Reading down the listing below, count the lines where the word "screenshot" shows up, then give only that count.
### EXERCISE INPUT ###
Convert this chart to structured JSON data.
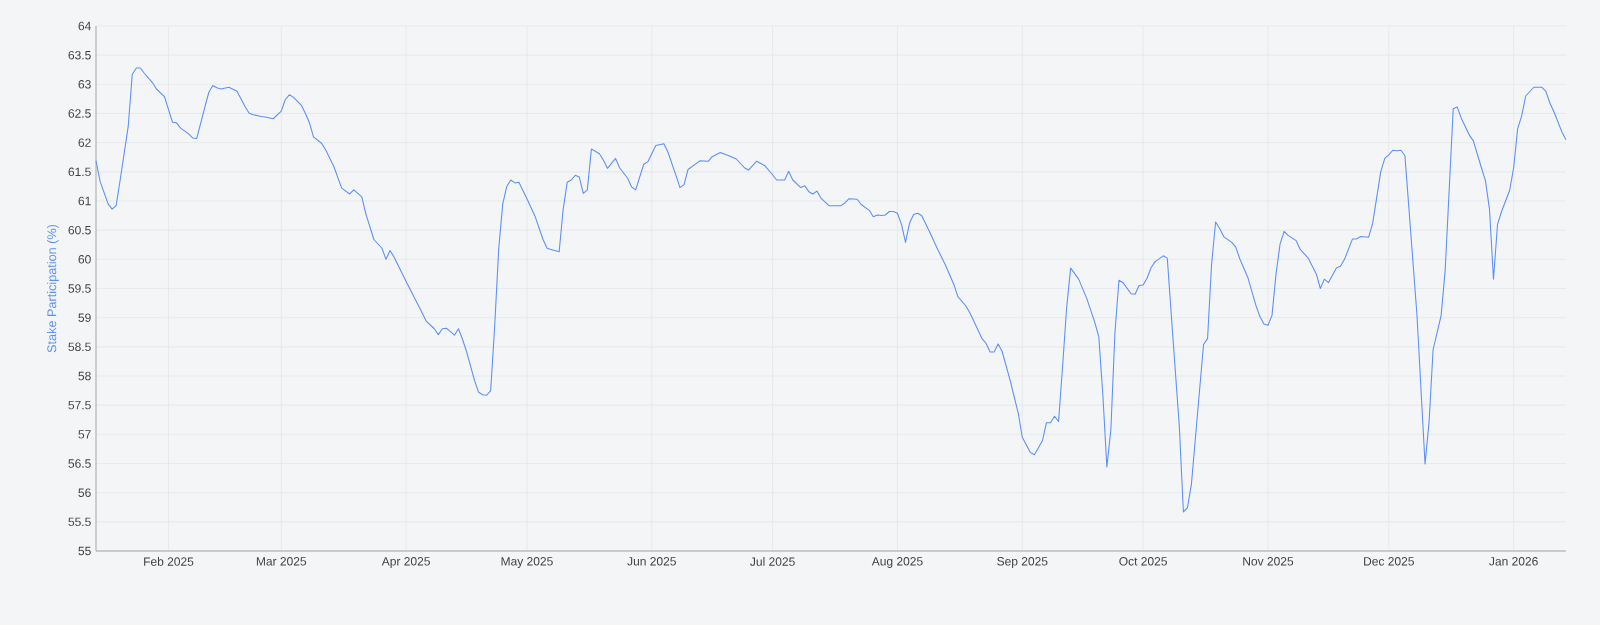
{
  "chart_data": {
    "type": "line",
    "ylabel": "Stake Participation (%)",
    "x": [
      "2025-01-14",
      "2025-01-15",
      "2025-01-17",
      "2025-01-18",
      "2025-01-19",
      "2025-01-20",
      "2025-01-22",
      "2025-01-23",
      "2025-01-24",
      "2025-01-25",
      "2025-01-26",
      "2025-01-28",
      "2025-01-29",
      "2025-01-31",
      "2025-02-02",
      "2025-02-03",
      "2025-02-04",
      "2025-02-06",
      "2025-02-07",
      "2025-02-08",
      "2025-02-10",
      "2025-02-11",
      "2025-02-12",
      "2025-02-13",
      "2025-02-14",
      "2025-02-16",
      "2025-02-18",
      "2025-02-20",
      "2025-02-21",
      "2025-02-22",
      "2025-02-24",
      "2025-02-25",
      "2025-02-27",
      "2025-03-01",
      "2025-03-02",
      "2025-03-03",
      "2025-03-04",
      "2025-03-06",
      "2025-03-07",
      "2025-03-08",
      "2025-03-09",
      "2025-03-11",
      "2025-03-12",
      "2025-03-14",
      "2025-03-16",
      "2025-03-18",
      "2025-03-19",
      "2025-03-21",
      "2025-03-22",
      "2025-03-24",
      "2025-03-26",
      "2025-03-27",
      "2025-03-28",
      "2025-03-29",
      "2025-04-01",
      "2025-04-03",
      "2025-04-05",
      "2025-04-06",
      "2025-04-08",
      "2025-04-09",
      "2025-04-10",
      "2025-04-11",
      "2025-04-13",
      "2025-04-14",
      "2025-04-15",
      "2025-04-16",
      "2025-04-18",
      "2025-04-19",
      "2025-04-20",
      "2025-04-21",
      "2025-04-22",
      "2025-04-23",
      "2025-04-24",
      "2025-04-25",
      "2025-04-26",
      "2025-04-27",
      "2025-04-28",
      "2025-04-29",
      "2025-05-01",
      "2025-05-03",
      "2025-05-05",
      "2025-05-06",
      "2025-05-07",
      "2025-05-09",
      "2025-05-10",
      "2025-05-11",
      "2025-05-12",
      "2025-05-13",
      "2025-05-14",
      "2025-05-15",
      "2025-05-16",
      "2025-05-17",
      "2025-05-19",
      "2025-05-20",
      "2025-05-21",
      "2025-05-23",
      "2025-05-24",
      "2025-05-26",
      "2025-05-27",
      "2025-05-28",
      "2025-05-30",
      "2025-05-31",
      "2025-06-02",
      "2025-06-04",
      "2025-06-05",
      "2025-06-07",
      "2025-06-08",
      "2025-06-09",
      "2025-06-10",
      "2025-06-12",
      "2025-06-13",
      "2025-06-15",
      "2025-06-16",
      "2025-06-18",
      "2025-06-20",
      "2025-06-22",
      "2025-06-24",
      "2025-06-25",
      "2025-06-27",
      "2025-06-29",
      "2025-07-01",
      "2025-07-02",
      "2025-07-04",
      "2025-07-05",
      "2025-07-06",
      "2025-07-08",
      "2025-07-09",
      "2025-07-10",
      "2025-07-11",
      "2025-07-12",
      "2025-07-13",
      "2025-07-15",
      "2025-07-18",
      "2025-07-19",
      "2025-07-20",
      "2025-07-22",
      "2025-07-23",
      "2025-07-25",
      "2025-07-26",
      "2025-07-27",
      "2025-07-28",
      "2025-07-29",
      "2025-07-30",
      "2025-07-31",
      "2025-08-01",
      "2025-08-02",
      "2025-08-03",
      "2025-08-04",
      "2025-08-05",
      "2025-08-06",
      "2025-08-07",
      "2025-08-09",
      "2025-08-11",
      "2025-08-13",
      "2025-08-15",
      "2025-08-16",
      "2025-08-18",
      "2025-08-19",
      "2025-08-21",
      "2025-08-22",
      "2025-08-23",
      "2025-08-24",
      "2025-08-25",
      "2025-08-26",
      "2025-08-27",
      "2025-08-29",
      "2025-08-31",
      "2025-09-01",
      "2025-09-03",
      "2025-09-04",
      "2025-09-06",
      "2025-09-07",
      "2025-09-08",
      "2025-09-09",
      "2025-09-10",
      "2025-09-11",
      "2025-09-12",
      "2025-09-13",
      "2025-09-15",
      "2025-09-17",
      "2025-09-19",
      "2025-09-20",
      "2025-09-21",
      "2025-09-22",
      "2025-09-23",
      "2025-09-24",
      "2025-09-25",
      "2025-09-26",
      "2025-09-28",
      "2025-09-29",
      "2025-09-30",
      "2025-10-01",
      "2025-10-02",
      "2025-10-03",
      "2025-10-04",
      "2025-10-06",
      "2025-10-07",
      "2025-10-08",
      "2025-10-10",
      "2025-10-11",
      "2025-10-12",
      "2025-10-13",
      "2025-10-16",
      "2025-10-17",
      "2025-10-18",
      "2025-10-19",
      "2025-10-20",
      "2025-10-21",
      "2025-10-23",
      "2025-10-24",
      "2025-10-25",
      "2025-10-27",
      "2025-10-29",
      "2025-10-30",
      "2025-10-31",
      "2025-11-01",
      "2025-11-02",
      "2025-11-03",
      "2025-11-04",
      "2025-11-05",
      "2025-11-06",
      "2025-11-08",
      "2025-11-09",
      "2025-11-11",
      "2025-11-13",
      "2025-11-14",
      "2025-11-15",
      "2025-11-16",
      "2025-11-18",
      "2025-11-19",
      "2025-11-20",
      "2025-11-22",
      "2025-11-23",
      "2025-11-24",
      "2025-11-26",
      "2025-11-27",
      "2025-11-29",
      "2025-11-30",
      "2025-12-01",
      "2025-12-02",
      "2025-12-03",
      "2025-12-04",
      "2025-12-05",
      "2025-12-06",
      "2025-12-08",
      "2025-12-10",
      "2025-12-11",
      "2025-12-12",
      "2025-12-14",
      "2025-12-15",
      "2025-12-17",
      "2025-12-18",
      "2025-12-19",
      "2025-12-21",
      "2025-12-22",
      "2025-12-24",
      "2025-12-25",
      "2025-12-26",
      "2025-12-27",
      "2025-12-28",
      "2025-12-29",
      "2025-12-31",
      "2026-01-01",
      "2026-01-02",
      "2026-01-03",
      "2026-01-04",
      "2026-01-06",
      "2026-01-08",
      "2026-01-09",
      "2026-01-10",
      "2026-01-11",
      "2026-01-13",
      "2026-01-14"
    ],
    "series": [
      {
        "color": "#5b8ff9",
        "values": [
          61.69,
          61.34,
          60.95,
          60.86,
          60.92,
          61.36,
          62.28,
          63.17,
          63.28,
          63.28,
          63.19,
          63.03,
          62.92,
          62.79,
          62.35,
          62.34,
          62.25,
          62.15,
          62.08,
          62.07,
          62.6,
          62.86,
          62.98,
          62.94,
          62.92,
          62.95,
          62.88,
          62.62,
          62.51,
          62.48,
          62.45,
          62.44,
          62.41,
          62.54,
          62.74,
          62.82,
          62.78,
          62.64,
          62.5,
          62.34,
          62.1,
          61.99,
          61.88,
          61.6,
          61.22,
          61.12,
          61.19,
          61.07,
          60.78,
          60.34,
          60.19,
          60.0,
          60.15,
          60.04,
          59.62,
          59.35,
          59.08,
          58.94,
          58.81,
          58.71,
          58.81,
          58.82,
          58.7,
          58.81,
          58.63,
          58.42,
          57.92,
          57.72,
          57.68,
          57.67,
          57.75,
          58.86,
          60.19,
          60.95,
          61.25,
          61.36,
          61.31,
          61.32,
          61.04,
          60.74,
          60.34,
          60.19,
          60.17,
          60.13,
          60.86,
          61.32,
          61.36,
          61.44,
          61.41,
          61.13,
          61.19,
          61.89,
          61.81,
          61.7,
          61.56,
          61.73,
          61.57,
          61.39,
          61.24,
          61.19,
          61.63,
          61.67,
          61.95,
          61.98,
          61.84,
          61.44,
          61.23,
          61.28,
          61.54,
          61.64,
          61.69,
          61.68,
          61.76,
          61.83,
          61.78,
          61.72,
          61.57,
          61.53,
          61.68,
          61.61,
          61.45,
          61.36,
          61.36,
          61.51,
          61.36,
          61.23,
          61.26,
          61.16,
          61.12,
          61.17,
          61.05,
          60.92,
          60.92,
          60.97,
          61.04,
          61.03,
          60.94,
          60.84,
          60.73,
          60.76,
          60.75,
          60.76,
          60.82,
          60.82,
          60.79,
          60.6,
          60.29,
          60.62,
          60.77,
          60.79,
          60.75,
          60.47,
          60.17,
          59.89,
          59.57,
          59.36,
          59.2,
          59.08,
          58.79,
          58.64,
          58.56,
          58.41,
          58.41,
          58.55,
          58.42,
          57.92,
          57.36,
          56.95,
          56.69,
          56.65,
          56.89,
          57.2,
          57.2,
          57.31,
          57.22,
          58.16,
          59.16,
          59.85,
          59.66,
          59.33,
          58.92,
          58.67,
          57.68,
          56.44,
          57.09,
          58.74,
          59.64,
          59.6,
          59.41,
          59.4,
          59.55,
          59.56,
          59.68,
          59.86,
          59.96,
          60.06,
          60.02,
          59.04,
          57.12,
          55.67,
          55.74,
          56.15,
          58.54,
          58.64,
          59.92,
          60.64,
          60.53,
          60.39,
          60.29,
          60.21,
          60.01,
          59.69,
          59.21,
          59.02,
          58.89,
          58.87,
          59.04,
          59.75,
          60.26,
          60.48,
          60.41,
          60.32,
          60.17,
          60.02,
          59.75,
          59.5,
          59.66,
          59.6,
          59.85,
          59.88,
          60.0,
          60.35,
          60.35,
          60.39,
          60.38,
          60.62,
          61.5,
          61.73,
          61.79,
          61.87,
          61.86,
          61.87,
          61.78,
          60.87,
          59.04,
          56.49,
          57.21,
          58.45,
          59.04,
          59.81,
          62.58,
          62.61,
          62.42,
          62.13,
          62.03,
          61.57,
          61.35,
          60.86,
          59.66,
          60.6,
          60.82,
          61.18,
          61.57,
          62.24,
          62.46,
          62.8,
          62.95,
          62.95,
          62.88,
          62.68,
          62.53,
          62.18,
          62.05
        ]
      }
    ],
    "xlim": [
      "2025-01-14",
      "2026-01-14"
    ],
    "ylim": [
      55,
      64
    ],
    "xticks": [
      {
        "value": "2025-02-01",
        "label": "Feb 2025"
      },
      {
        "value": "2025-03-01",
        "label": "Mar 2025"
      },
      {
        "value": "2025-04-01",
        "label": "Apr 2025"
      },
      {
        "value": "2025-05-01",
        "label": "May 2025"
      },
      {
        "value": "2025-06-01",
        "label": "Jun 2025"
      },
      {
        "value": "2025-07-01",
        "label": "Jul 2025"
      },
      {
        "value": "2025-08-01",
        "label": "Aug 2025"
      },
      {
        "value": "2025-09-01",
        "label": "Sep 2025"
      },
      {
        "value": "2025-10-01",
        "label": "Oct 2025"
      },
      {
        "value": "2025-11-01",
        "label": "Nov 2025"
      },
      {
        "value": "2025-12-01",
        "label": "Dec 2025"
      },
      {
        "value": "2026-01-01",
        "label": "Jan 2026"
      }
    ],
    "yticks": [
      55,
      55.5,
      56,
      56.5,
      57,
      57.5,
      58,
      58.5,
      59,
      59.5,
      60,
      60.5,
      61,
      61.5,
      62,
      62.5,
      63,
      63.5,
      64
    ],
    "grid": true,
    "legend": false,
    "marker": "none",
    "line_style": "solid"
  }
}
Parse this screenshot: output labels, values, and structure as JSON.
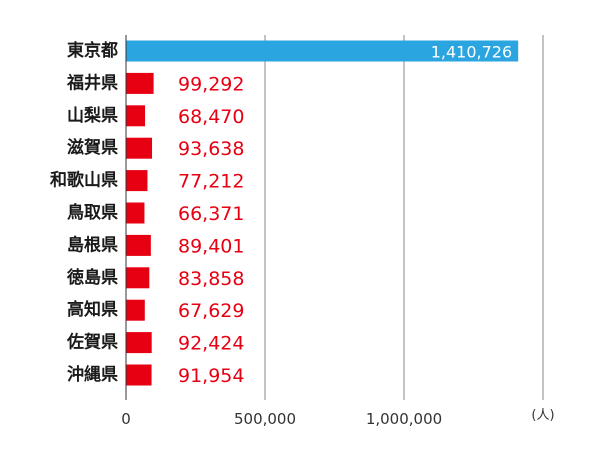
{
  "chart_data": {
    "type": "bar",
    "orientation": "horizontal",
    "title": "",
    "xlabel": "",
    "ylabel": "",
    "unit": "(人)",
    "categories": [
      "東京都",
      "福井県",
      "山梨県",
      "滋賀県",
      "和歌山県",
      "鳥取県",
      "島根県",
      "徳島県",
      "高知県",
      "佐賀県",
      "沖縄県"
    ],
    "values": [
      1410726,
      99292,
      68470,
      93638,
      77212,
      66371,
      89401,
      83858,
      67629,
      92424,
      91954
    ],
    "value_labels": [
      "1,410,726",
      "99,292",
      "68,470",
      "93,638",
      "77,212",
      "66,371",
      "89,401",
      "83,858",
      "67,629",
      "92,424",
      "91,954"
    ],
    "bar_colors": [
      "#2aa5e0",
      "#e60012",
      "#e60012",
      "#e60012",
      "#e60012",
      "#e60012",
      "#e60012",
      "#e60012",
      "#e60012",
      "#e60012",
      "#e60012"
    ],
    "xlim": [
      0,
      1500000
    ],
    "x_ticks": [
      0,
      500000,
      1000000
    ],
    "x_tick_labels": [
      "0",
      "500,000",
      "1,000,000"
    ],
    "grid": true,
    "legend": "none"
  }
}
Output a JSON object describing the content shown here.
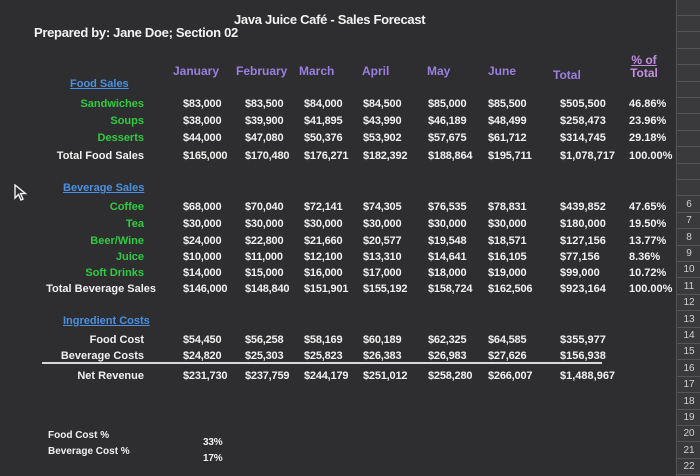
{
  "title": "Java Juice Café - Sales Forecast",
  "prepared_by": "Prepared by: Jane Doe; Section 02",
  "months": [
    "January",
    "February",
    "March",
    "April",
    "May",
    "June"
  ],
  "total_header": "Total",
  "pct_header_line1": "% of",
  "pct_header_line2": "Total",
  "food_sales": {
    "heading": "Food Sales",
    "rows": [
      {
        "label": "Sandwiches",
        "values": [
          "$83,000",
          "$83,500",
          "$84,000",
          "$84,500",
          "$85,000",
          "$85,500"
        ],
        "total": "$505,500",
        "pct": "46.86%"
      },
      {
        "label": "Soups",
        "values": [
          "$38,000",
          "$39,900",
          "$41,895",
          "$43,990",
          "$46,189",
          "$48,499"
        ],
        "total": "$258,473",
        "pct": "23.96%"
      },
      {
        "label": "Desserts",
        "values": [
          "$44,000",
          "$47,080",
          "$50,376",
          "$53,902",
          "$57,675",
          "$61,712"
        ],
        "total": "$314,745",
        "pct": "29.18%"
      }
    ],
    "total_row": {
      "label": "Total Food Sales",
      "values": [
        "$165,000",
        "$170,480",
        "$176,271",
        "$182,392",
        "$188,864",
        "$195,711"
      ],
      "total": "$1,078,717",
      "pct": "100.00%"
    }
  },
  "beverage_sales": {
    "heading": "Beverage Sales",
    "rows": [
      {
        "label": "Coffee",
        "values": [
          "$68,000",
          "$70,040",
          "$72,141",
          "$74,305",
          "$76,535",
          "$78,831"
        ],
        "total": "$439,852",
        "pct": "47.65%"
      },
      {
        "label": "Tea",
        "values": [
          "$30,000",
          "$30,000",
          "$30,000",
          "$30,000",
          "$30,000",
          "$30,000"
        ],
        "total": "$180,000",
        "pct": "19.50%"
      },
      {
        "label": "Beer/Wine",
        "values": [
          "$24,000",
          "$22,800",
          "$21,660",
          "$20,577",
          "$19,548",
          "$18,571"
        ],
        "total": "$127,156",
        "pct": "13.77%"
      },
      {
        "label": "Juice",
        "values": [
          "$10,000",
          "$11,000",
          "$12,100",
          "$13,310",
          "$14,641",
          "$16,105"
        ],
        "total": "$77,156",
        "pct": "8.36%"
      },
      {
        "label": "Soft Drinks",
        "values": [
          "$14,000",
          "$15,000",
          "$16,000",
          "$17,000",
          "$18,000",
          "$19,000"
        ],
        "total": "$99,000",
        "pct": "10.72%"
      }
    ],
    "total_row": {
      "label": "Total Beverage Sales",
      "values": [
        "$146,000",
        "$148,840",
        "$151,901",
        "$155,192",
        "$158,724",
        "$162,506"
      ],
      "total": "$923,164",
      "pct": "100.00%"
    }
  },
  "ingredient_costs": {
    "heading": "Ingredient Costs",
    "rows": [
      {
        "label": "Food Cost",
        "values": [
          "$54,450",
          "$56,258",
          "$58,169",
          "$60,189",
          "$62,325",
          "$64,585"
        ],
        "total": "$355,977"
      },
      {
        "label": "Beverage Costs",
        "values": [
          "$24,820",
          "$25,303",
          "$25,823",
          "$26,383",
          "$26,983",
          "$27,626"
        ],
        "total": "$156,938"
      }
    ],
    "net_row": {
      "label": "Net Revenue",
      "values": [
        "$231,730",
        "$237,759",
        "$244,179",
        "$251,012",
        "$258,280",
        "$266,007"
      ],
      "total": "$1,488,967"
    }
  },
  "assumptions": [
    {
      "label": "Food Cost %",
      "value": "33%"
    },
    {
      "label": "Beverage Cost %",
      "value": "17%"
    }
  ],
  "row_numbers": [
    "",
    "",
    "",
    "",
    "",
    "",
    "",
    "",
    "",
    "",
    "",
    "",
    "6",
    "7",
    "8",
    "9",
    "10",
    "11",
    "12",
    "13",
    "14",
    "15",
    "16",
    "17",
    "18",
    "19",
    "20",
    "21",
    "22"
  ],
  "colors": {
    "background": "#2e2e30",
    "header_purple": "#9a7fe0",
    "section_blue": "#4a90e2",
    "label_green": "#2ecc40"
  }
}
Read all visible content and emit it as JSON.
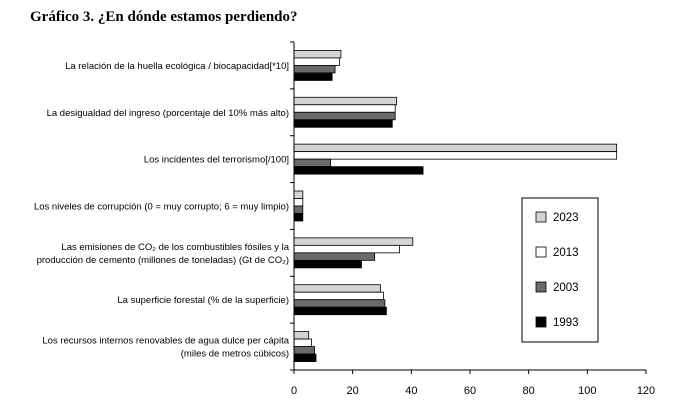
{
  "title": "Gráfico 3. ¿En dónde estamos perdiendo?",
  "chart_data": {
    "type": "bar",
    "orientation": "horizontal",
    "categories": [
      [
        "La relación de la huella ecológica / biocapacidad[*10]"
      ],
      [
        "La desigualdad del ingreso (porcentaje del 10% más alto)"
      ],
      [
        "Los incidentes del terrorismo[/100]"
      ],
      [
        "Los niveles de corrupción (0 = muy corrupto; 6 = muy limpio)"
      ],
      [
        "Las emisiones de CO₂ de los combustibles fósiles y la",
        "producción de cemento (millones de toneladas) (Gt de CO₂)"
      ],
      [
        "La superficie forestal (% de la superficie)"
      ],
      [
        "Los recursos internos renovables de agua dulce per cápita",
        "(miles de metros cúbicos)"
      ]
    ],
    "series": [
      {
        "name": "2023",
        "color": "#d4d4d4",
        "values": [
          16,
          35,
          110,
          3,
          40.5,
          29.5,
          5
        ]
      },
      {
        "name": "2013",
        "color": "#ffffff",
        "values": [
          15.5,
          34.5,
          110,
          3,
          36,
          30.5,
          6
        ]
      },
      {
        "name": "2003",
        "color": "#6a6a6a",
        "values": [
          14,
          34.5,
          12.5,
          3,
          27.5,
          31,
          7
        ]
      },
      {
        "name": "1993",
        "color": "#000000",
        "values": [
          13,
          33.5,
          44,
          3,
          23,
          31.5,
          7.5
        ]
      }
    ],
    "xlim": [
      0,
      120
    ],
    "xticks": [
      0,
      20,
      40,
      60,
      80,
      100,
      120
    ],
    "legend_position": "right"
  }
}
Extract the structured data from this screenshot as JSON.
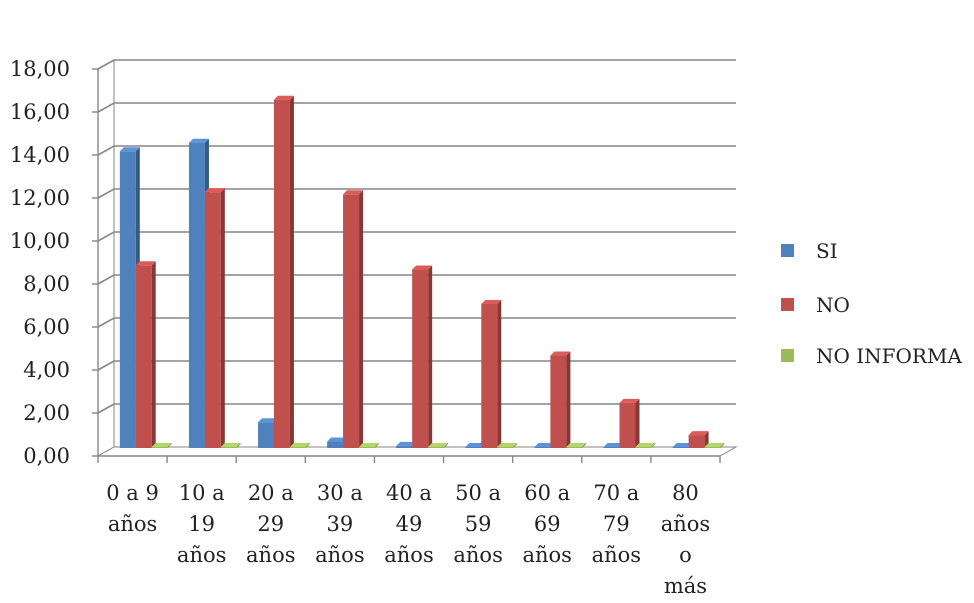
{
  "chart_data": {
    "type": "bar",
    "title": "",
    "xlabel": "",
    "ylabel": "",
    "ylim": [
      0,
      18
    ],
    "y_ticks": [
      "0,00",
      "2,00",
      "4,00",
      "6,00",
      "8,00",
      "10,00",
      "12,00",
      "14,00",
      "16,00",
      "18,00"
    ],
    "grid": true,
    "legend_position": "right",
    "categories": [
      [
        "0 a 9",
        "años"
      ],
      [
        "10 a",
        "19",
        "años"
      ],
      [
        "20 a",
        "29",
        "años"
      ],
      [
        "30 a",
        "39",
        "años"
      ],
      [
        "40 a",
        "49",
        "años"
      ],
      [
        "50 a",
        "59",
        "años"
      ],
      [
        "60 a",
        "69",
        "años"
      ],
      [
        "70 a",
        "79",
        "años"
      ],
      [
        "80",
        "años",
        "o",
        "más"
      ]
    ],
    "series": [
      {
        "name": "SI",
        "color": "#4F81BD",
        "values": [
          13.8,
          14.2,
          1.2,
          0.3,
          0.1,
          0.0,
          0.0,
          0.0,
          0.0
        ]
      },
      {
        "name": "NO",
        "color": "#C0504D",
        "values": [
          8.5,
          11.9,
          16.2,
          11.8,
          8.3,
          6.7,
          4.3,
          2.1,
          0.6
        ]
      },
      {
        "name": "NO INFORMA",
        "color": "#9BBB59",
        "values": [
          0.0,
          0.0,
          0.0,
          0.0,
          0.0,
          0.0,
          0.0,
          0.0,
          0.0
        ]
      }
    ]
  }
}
###
:: RESULT ::
2